PROVIDED TEXT ::
▶

Study on ATP Concentration Changes in Cytosol of Individual Cultured Neurons during Glutamate-induced Deregulation of Calcium Homeostasis

摘要

For the first time, simultaneous monitoring of changes in the concentration of cytosolic ATP ([ATP]_C), pH (pH_c), and intracellular free Ca~(2+) concentration ([Ca~(2+)]_i) of the individual neurons challenged with toxic glutamate (Glu) concentrations was performed. To this end, the ATP-sensor AT1.03, which binds to ATP and therefore enhances the efficiency of resonance energy transfer between blue fluorescent protein (energy donor) and yellow-green fluorescent protein (energy acceptor), was expressed in cultured hippocampal neurons isolated from 1-2-day-old rat pups. Excitation of fluorescence in the acceptor protein allowed monitoring changes in pH_c. Cells were loaded with fluorescent low-affinity Ca~(2+) indicators Fura-FF or X-rhod-FF to register [Ca~(2+)]_i. It was shown that Glu (20 uM, glycine 10 μM, Mg~(2+)-free) produced a rapid acidification of the cytosol and decrease in [ATP]_C. An approximately linear relationship (r~2 = 0.56) between the rate of [ATP]_C decline and latency of glutamate-induced delayed calcium deregulation (DCD) was observed: higher rate of [ATP]_C decrease corresponded to shorter DCD latency period. DCD began with a decrease in [ATP]_C of as much as 15.9%. In the phase of high [Ca~(2+)]_i, the plateau of [ATP]_C dropped to 10.4% compared to [ATP]_C in resting neurons (100%). In the presence of the Na~+/K~+-ATPase inhibitor ouabain (0.5 mM), glutamate-induced reduction in [ATP]_C in the phase of the high [Ca~(2+)]_i plateau was only 36.6%. Changes in [ATP]_C, [Ca~(2+)]_i, mitochondrial potential, and pH_c in calcium-free or sodium-free buffers, as well as in the presence of the inhibitor of Na~+/K~+-ATPase ouabain, led us to suggest that in addition to increase in proton conductivity and decline in [ATP]_C, one of the triggering factors of DCD might be a reversion of the neuronal plasma membrane Na~+/Ca~(2+) exchange.

◀

REQUIREMENT :: In the abstract on ATP in cultured neurons, which sensor was expressed in the hippocampal neurons to track cytosolic ATP?

RECORDS ::
▶

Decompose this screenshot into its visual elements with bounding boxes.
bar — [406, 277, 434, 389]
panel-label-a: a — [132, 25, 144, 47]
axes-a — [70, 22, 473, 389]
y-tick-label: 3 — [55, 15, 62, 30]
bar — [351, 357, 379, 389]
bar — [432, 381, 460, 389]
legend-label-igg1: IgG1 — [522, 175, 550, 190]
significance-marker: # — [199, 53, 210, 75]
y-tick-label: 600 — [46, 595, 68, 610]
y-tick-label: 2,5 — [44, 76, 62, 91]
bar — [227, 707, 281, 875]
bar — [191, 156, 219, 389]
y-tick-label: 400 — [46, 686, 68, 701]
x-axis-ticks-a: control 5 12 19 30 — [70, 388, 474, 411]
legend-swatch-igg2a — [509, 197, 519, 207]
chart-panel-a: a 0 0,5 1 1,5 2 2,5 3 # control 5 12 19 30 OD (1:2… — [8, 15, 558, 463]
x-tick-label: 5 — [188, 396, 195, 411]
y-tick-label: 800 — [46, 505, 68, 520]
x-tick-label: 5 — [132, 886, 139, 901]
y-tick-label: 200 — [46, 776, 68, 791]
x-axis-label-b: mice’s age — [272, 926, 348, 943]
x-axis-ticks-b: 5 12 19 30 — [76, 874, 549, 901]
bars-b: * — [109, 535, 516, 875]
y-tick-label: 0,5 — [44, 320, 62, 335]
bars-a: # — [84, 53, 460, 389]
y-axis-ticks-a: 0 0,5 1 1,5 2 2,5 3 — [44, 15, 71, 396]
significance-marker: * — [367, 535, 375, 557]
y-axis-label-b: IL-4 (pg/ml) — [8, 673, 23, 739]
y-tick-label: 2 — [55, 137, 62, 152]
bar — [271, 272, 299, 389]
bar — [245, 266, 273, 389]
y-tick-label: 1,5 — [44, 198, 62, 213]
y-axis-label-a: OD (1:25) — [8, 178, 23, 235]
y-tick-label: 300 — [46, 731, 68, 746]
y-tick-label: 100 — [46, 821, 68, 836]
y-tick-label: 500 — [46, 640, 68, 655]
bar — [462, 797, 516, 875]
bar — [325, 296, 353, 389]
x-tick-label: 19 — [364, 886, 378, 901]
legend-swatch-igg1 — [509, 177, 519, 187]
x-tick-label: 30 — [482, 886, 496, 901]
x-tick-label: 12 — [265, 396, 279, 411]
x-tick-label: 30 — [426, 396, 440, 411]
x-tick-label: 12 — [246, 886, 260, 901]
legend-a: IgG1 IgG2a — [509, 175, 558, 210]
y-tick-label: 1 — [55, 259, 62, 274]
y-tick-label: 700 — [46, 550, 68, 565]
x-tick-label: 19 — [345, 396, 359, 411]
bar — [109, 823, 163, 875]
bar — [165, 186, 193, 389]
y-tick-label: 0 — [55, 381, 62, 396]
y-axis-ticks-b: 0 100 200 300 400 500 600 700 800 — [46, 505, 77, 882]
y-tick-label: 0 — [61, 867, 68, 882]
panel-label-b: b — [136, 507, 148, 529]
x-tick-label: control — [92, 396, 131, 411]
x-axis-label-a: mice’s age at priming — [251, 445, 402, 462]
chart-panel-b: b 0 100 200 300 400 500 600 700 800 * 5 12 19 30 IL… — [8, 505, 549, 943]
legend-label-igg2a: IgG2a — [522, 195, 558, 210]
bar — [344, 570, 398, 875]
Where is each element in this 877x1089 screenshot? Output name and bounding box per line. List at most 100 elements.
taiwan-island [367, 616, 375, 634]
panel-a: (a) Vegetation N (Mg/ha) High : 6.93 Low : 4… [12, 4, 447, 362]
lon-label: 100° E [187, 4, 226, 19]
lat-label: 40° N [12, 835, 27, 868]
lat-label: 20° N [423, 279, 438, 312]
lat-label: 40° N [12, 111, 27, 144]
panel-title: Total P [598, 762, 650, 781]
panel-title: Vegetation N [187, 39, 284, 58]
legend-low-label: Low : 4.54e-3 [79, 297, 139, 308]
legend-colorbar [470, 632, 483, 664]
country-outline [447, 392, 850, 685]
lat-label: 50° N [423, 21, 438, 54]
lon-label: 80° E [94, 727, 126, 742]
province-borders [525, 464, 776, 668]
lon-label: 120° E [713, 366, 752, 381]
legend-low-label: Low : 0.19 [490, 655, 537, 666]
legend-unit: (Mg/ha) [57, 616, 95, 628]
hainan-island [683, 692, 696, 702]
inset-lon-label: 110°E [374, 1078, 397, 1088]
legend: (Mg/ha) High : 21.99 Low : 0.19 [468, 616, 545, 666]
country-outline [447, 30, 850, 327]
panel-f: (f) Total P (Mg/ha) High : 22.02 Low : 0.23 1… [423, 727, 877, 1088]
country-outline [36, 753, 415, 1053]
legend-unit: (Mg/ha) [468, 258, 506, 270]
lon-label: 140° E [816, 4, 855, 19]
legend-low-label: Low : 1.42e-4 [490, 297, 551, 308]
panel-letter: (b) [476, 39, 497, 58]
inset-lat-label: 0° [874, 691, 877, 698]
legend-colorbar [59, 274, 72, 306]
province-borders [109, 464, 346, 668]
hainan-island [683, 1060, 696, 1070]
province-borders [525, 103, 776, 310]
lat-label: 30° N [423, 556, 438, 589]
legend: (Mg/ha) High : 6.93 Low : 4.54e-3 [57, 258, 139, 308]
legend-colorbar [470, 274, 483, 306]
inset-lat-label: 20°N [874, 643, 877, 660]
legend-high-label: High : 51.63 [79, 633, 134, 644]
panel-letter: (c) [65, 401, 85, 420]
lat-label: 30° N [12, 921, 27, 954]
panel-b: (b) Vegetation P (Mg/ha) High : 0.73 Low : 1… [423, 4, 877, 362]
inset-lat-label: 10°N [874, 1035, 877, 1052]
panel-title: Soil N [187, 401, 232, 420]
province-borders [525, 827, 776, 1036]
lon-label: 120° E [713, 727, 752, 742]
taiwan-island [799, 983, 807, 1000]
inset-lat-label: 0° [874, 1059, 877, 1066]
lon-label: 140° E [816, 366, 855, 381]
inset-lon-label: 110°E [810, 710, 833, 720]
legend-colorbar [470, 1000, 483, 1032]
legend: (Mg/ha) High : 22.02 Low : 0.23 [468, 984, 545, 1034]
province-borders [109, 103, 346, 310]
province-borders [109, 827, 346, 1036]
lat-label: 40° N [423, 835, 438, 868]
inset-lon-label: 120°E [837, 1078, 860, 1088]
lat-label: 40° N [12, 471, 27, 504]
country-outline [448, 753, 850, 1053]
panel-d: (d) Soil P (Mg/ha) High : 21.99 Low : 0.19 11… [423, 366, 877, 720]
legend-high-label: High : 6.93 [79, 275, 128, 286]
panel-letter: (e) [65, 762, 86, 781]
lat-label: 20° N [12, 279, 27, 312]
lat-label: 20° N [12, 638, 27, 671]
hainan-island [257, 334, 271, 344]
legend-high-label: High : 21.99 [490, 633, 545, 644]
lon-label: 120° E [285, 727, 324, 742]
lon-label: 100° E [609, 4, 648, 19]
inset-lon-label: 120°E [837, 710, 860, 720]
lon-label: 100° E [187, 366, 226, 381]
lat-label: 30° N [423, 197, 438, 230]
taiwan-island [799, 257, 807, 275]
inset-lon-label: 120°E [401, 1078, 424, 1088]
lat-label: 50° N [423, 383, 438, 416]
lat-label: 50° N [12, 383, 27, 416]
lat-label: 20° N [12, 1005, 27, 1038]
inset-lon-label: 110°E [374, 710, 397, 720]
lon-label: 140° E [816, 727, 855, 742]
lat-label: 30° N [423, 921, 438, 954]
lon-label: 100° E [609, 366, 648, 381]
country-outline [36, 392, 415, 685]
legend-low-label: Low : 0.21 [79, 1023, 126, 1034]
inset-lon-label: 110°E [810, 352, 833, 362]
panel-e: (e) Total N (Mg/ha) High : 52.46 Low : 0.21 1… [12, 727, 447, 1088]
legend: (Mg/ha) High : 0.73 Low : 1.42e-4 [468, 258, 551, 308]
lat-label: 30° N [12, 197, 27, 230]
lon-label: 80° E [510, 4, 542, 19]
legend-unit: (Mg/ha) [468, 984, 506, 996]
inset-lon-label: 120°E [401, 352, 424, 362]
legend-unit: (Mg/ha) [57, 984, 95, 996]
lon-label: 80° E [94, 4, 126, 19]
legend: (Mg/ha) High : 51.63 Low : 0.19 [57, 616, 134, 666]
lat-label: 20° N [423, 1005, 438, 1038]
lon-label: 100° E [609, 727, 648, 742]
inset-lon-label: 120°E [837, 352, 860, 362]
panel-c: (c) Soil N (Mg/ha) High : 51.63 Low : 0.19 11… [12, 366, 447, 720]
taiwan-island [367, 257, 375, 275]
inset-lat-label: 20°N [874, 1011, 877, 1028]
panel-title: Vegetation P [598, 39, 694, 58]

◀

RESULT OF THIS EXERCISE :: The ATP-sensor AT1.03.